## Short problem
Pick out the lines below that contain the string "content" and copy them all.

## Given data
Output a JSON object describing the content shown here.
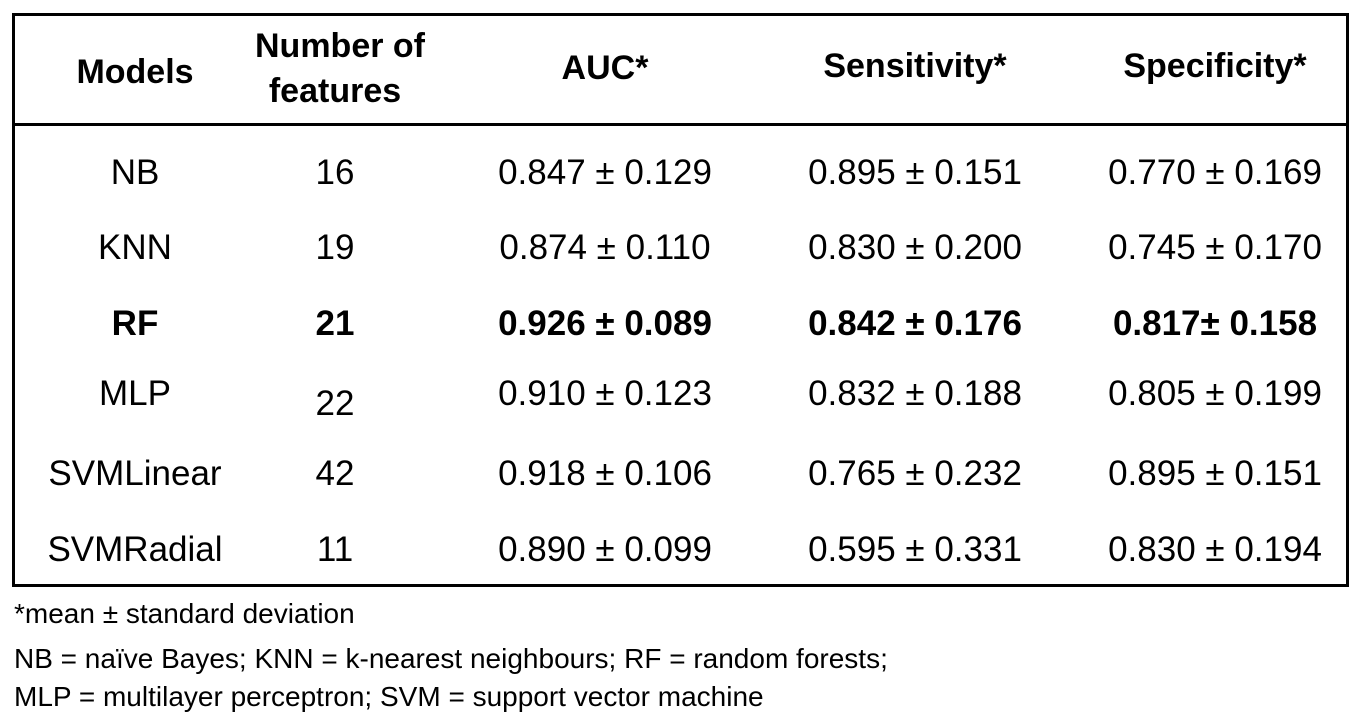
{
  "table": {
    "headers": {
      "models": "Models",
      "features_line1": "Number of",
      "features_line2": "features",
      "auc": "AUC*",
      "sensitivity": "Sensitivity*",
      "specificity": "Specificity*"
    },
    "rows": [
      {
        "model": "NB",
        "features": "16",
        "auc": "0.847 ± 0.129",
        "sensitivity": "0.895 ± 0.151",
        "specificity": "0.770 ± 0.169",
        "highlight": false
      },
      {
        "model": "KNN",
        "features": "19",
        "auc": "0.874 ± 0.110",
        "sensitivity": "0.830 ± 0.200",
        "specificity": "0.745 ± 0.170",
        "highlight": false
      },
      {
        "model": "RF",
        "features": "21",
        "auc": "0.926 ±  0.089",
        "sensitivity": "0.842 ± 0.176",
        "specificity": "0.817±  0.158",
        "highlight": true
      },
      {
        "model": "MLP",
        "features": "22",
        "auc": "0.910 ± 0.123",
        "sensitivity": "0.832 ± 0.188",
        "specificity": "0.805 ± 0.199",
        "highlight": false
      },
      {
        "model": "SVMLinear",
        "features": "42",
        "auc": "0.918 ± 0.106",
        "sensitivity": "0.765 ± 0.232",
        "specificity": "0.895 ± 0.151",
        "highlight": false
      },
      {
        "model": "SVMRadial",
        "features": "11",
        "auc": "0.890 ± 0.099",
        "sensitivity": "0.595 ± 0.331",
        "specificity": "0.830 ± 0.194",
        "highlight": false
      }
    ]
  },
  "footnotes": {
    "line1": "*mean ± standard deviation",
    "line2": "NB = naïve Bayes; KNN = k-nearest neighbours; RF = random forests;",
    "line3": "MLP = multilayer perceptron; SVM = support vector machine"
  }
}
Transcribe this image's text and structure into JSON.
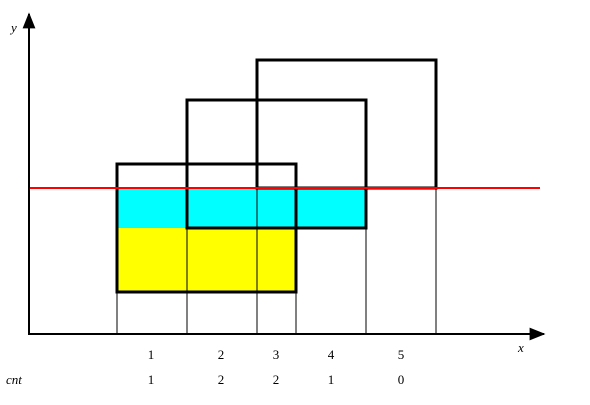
{
  "axes": {
    "x_label": "x",
    "y_label": "y"
  },
  "colors": {
    "background": "#ffffff",
    "outline": "#000000",
    "sweep_line": "#ff0000",
    "fill_upper": "#00ffff",
    "fill_lower": "#ffff00"
  },
  "segments": {
    "numbers": [
      "1",
      "2",
      "3",
      "4",
      "5"
    ]
  },
  "cnt": {
    "label": "cnt",
    "values": [
      "1",
      "2",
      "2",
      "1",
      "0"
    ]
  }
}
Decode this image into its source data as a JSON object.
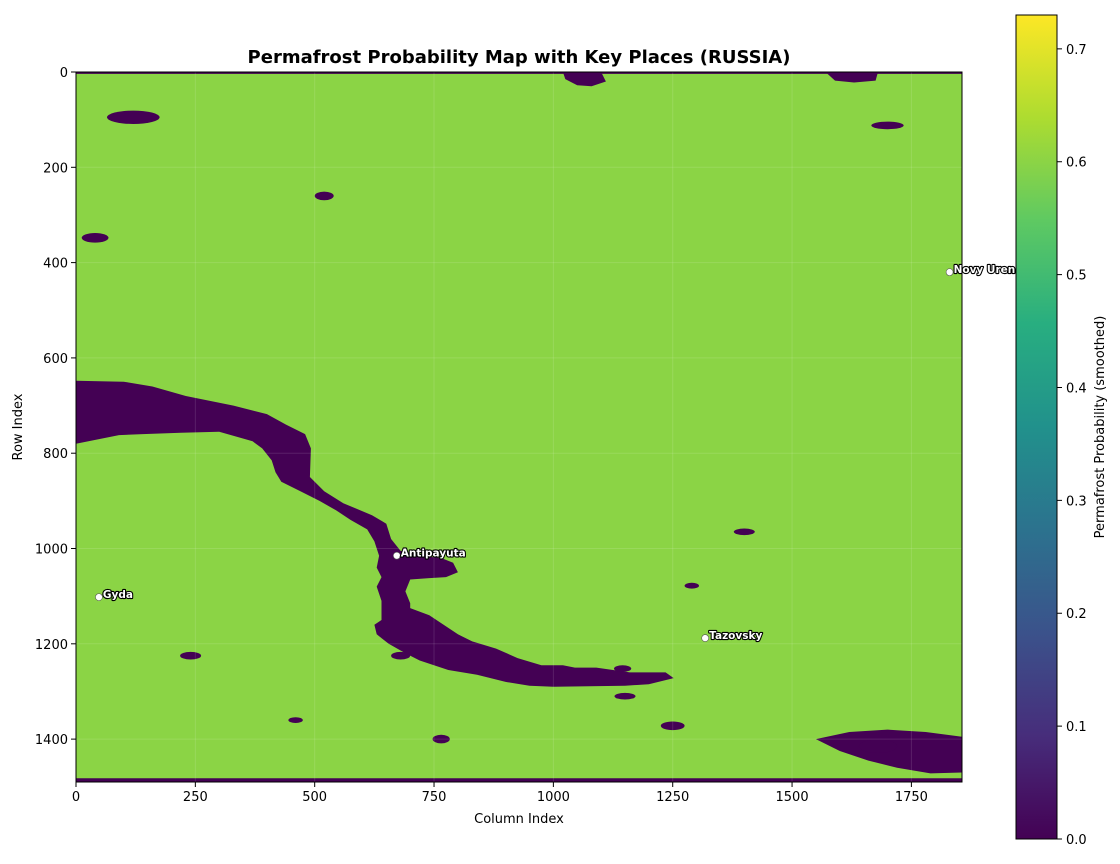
{
  "chart_data": {
    "type": "heatmap",
    "title": "Permafrost Probability Map with Key Places (RUSSIA)",
    "xlabel": "Column Index",
    "ylabel": "Row Index",
    "xlim": [
      0,
      1856
    ],
    "ylim": [
      1490,
      0
    ],
    "xticks": [
      0,
      250,
      500,
      750,
      1000,
      1250,
      1500,
      1750
    ],
    "yticks": [
      0,
      200,
      400,
      600,
      800,
      1000,
      1200,
      1400
    ],
    "grid": true,
    "colorbar": {
      "label": "Permafrost Probability (smoothed)",
      "range": [
        0,
        0.73
      ],
      "ticks": [
        0.0,
        0.1,
        0.2,
        0.3,
        0.4,
        0.5,
        0.6,
        0.7
      ],
      "tick_labels": [
        "0.0",
        "0.1",
        "0.2",
        "0.3",
        "0.4",
        "0.5",
        "0.6",
        "0.7"
      ],
      "colormap": "viridis"
    },
    "places": [
      {
        "name": "Novy Uren",
        "col": 1830,
        "row": 420
      },
      {
        "name": "Antipayuta",
        "col": 672,
        "row": 1015
      },
      {
        "name": "Gyda",
        "col": 48,
        "row": 1102
      },
      {
        "name": "Tazovsky",
        "col": 1318,
        "row": 1188
      }
    ],
    "background_value": 0.6,
    "water_value": 0.0,
    "water_bodies": [
      {
        "points": [
          [
            0,
            648
          ],
          [
            100,
            650
          ],
          [
            160,
            660
          ],
          [
            230,
            680
          ],
          [
            330,
            700
          ],
          [
            400,
            718
          ],
          [
            440,
            740
          ],
          [
            480,
            760
          ],
          [
            492,
            790
          ],
          [
            490,
            850
          ],
          [
            520,
            880
          ],
          [
            560,
            905
          ],
          [
            620,
            930
          ],
          [
            650,
            948
          ],
          [
            660,
            980
          ],
          [
            680,
            1005
          ],
          [
            720,
            1015
          ],
          [
            765,
            1020
          ],
          [
            790,
            1030
          ],
          [
            800,
            1050
          ],
          [
            775,
            1060
          ],
          [
            740,
            1062
          ],
          [
            700,
            1065
          ],
          [
            690,
            1090
          ],
          [
            700,
            1115
          ],
          [
            700,
            1125
          ],
          [
            740,
            1140
          ],
          [
            770,
            1160
          ],
          [
            800,
            1180
          ],
          [
            830,
            1195
          ],
          [
            880,
            1210
          ],
          [
            925,
            1230
          ],
          [
            975,
            1245
          ],
          [
            1020,
            1245
          ],
          [
            1045,
            1250
          ],
          [
            1090,
            1250
          ],
          [
            1160,
            1260
          ],
          [
            1235,
            1260
          ],
          [
            1252,
            1272
          ],
          [
            1200,
            1285
          ],
          [
            1150,
            1288
          ],
          [
            1000,
            1290
          ],
          [
            950,
            1288
          ],
          [
            900,
            1280
          ],
          [
            840,
            1265
          ],
          [
            780,
            1255
          ],
          [
            720,
            1235
          ],
          [
            690,
            1220
          ],
          [
            655,
            1200
          ],
          [
            630,
            1180
          ],
          [
            625,
            1160
          ],
          [
            640,
            1150
          ],
          [
            640,
            1110
          ],
          [
            630,
            1080
          ],
          [
            640,
            1060
          ],
          [
            630,
            1040
          ],
          [
            635,
            1015
          ],
          [
            625,
            985
          ],
          [
            610,
            960
          ],
          [
            575,
            940
          ],
          [
            545,
            920
          ],
          [
            510,
            900
          ],
          [
            470,
            880
          ],
          [
            430,
            860
          ],
          [
            418,
            840
          ],
          [
            410,
            815
          ],
          [
            390,
            790
          ],
          [
            370,
            775
          ],
          [
            300,
            755
          ],
          [
            220,
            757
          ],
          [
            140,
            760
          ],
          [
            90,
            762
          ],
          [
            0,
            780
          ]
        ]
      },
      {
        "points": [
          [
            1550,
            1400
          ],
          [
            1620,
            1385
          ],
          [
            1700,
            1380
          ],
          [
            1780,
            1385
          ],
          [
            1856,
            1395
          ],
          [
            1856,
            1470
          ],
          [
            1790,
            1472
          ],
          [
            1720,
            1460
          ],
          [
            1660,
            1445
          ],
          [
            1600,
            1425
          ]
        ]
      },
      {
        "points": [
          [
            1020,
            0
          ],
          [
            1100,
            0
          ],
          [
            1110,
            20
          ],
          [
            1080,
            30
          ],
          [
            1050,
            28
          ],
          [
            1025,
            15
          ]
        ]
      },
      {
        "points": [
          [
            1570,
            0
          ],
          [
            1680,
            0
          ],
          [
            1675,
            18
          ],
          [
            1630,
            22
          ],
          [
            1590,
            18
          ]
        ]
      },
      {
        "points": [
          [
            0,
            1482
          ],
          [
            1856,
            1482
          ],
          [
            1856,
            1490
          ],
          [
            0,
            1490
          ]
        ]
      },
      {
        "points": [
          [
            0,
            0
          ],
          [
            1856,
            0
          ],
          [
            1856,
            4
          ],
          [
            0,
            4
          ]
        ]
      }
    ],
    "lakes": [
      {
        "col": 120,
        "row": 95,
        "rw": 55,
        "rh": 14
      },
      {
        "col": 40,
        "row": 348,
        "rw": 28,
        "rh": 10
      },
      {
        "col": 520,
        "row": 260,
        "rw": 20,
        "rh": 9
      },
      {
        "col": 680,
        "row": 1225,
        "rw": 20,
        "rh": 8
      },
      {
        "col": 1145,
        "row": 1252,
        "rw": 18,
        "rh": 7
      },
      {
        "col": 1700,
        "row": 112,
        "rw": 34,
        "rh": 8
      },
      {
        "col": 1680,
        "row": 1415,
        "rw": 40,
        "rh": 14
      },
      {
        "col": 1250,
        "row": 1372,
        "rw": 25,
        "rh": 9
      },
      {
        "col": 1150,
        "row": 1310,
        "rw": 22,
        "rh": 7
      },
      {
        "col": 765,
        "row": 1400,
        "rw": 18,
        "rh": 9
      },
      {
        "col": 240,
        "row": 1225,
        "rw": 22,
        "rh": 8
      },
      {
        "col": 460,
        "row": 1360,
        "rw": 15,
        "rh": 6
      },
      {
        "col": 1400,
        "row": 965,
        "rw": 22,
        "rh": 7
      },
      {
        "col": 1290,
        "row": 1078,
        "rw": 15,
        "rh": 6
      }
    ]
  }
}
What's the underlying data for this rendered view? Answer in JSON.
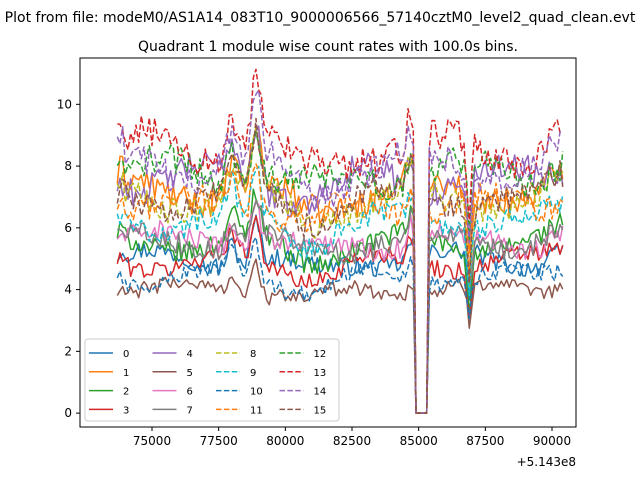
{
  "suptitle": "Plot from file: modeM0/AS1A14_083T10_9000006566_57140cztM0_level2_quad_clean.evt",
  "chart_data": {
    "type": "line",
    "title": "Quadrant 1 module wise count rates with 100.0s bins.",
    "xlabel": "",
    "ylabel": "",
    "x_offset_label": "+5.143e8",
    "xlim": [
      72300,
      90900
    ],
    "ylim": [
      -0.45,
      11.5
    ],
    "xticks": [
      75000,
      77500,
      80000,
      82500,
      85000,
      87500,
      90000
    ],
    "xtick_labels": [
      "75000",
      "77500",
      "80000",
      "82500",
      "85000",
      "87500",
      "90000"
    ],
    "yticks": [
      0,
      2,
      4,
      6,
      8,
      10
    ],
    "ytick_labels": [
      "0",
      "2",
      "4",
      "6",
      "8",
      "10"
    ],
    "legend_position": "lower-left",
    "legend_columns": 4,
    "grid": false,
    "x_start": 73700,
    "x_end": 90400,
    "bin_size": 100,
    "gap_interval": [
      84900,
      85300
    ],
    "series": [
      {
        "name": "0",
        "base": 5.0,
        "style": "solid",
        "color": "#1f77b4"
      },
      {
        "name": "1",
        "base": 7.2,
        "style": "solid",
        "color": "#ff7f0e"
      },
      {
        "name": "2",
        "base": 5.5,
        "style": "solid",
        "color": "#2ca02c"
      },
      {
        "name": "3",
        "base": 4.9,
        "style": "solid",
        "color": "#d62728"
      },
      {
        "name": "4",
        "base": 7.6,
        "style": "solid",
        "color": "#9467bd"
      },
      {
        "name": "5",
        "base": 4.0,
        "style": "solid",
        "color": "#8c564b"
      },
      {
        "name": "6",
        "base": 5.6,
        "style": "solid",
        "color": "#e377c2"
      },
      {
        "name": "7",
        "base": 5.6,
        "style": "solid",
        "color": "#7f7f7f"
      },
      {
        "name": "8",
        "base": 6.9,
        "style": "dashed",
        "color": "#bcbd22"
      },
      {
        "name": "9",
        "base": 6.2,
        "style": "dashed",
        "color": "#17becf"
      },
      {
        "name": "10",
        "base": 4.4,
        "style": "dashed",
        "color": "#1f77b4"
      },
      {
        "name": "11",
        "base": 6.7,
        "style": "dashed",
        "color": "#ff7f0e"
      },
      {
        "name": "12",
        "base": 7.8,
        "style": "dashed",
        "color": "#2ca02c"
      },
      {
        "name": "13",
        "base": 8.6,
        "style": "dashed",
        "color": "#d62728"
      },
      {
        "name": "14",
        "base": 8.0,
        "style": "dashed",
        "color": "#9467bd"
      },
      {
        "name": "15",
        "base": 7.0,
        "style": "dashed",
        "color": "#8c564b"
      }
    ]
  }
}
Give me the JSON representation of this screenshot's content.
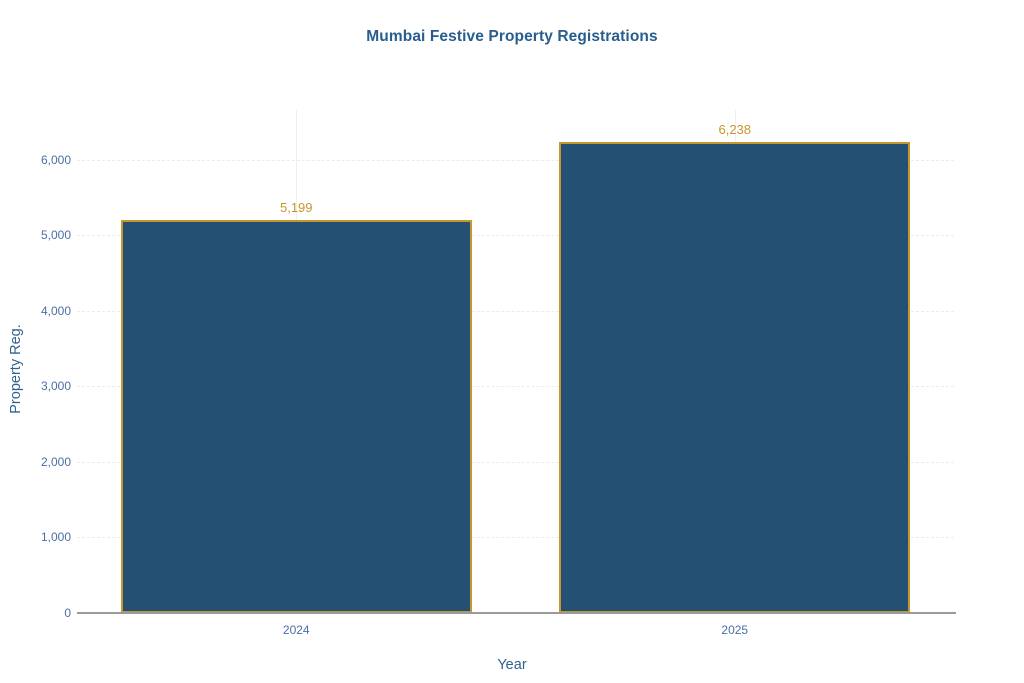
{
  "page": {
    "background": "#ffffff"
  },
  "chart_data": {
    "type": "bar",
    "title": "Mumbai Festive Property Registrations",
    "xlabel": "Year",
    "ylabel": "Property Reg.",
    "categories": [
      "2024",
      "2025"
    ],
    "values": [
      5199,
      6238
    ],
    "value_labels": [
      "5,199",
      "6,238"
    ],
    "yticks": [
      0,
      1000,
      2000,
      3000,
      4000,
      5000,
      6000
    ],
    "ytick_labels": [
      "0",
      "1,000",
      "2,000",
      "3,000",
      "4,000",
      "5,000",
      "6,000"
    ],
    "ylim": [
      0,
      6660
    ],
    "grid": true,
    "legend_position": "none",
    "colors": {
      "bar_fill": "#245173",
      "bar_border": "#c8962e",
      "value_label": "#c8962e",
      "title": "#275d8f",
      "axis_title": "#33618f",
      "tick_label": "#4a6fa5",
      "axis_line": "#9a9a9a",
      "gridline": "#ececec"
    }
  }
}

## Output for this exercise
Output a JSON object describing the content shown here.
Give me the JSON representation of this screenshot's content.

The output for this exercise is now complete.